--- begin ---
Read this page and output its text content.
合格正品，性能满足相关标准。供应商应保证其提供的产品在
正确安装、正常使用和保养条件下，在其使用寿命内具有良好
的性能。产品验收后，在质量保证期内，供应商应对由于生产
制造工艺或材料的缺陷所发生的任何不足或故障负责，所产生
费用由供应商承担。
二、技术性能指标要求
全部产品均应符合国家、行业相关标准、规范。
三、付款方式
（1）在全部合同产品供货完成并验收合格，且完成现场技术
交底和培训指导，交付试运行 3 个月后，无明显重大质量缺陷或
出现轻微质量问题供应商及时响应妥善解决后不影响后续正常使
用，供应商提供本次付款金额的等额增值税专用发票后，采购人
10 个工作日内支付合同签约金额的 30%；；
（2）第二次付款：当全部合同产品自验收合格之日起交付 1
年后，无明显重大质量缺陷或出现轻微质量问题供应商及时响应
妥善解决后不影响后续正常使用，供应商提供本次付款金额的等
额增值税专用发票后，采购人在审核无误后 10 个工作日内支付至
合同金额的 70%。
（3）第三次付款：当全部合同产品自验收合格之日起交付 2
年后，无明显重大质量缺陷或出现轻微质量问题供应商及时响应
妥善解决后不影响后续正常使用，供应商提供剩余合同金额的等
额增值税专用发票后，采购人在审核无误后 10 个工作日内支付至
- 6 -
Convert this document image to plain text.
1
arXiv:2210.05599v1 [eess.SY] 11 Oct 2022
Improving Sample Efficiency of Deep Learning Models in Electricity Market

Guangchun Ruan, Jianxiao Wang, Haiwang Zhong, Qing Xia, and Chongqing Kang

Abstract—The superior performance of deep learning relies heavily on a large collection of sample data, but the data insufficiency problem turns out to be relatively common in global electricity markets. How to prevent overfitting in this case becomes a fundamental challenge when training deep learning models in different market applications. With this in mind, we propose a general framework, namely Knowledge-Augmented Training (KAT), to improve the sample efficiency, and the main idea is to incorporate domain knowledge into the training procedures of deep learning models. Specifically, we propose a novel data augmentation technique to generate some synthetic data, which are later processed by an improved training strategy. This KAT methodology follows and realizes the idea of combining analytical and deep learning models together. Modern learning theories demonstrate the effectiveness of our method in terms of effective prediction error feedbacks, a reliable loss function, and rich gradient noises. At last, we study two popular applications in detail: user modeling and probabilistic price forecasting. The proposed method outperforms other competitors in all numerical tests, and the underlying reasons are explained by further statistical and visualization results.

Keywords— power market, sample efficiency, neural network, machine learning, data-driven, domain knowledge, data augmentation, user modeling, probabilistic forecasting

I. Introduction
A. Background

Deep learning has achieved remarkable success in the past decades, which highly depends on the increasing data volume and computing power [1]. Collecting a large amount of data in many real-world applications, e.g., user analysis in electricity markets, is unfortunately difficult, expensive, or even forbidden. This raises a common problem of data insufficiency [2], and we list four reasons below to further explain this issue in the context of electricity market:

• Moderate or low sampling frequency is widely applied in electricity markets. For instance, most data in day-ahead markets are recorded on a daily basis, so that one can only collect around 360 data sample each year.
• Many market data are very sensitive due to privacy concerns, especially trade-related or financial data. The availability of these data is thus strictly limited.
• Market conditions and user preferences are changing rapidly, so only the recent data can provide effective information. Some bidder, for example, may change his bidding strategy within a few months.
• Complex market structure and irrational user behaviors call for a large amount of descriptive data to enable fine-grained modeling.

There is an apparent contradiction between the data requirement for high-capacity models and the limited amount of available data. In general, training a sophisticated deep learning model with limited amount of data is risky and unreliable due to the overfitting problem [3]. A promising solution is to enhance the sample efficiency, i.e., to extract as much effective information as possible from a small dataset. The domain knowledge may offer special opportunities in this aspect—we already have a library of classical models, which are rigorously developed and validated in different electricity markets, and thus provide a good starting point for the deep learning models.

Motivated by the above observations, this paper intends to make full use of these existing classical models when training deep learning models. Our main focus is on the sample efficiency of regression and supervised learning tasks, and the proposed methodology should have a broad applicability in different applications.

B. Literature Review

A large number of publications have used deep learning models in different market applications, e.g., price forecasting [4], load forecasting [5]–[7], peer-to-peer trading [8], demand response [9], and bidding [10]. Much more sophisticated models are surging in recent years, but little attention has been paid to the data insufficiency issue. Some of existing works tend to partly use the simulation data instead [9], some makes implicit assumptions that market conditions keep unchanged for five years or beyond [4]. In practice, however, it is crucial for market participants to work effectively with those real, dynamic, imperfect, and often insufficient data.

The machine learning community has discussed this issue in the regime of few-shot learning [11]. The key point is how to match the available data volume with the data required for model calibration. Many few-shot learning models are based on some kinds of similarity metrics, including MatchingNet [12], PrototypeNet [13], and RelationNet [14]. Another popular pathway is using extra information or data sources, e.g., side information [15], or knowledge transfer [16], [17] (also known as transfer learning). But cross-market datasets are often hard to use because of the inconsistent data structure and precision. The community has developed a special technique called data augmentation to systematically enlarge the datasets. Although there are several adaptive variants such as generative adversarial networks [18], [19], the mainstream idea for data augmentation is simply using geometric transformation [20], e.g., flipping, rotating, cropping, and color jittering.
--- end ---
[WHAT THIS TASK INVOLVES]:
Copy out all lines above that include the string "sophisticated".

[SOLUTION FOR THIS EXERCISE]:
There is an apparent contradiction between the data requirement for high-capacity models and the limited amount of available data. In general, training a sophisticated deep learning model with limited amount of data is risky and unreliable due to the overfitting problem [3]. A promising solution is to enhance the sample efficiency, i.e., to extract as much effective information as possible from a small dataset. The domain knowledge may offer special opportunities in this aspect—we already have a library of classical models, which are rigorously developed and validated in different electricity markets, and thus provide a good starting point for the deep learning models.
A large number of publications have used deep learning models in different market applications, e.g., price forecasting [4], load forecasting [5]–[7], peer-to-peer trading [8], demand response [9], and bidding [10]. Much more sophisticated models are surging in recent years, but little attention has been paid to the data insufficiency issue. Some of existing works tend to partly use the simulation data instead [9], some makes implicit assumptions that market conditions keep unchanged for five years or beyond [4]. In practice, however, it is crucial for market participants to work effectively with those real, dynamic, imperfect, and often insufficient data.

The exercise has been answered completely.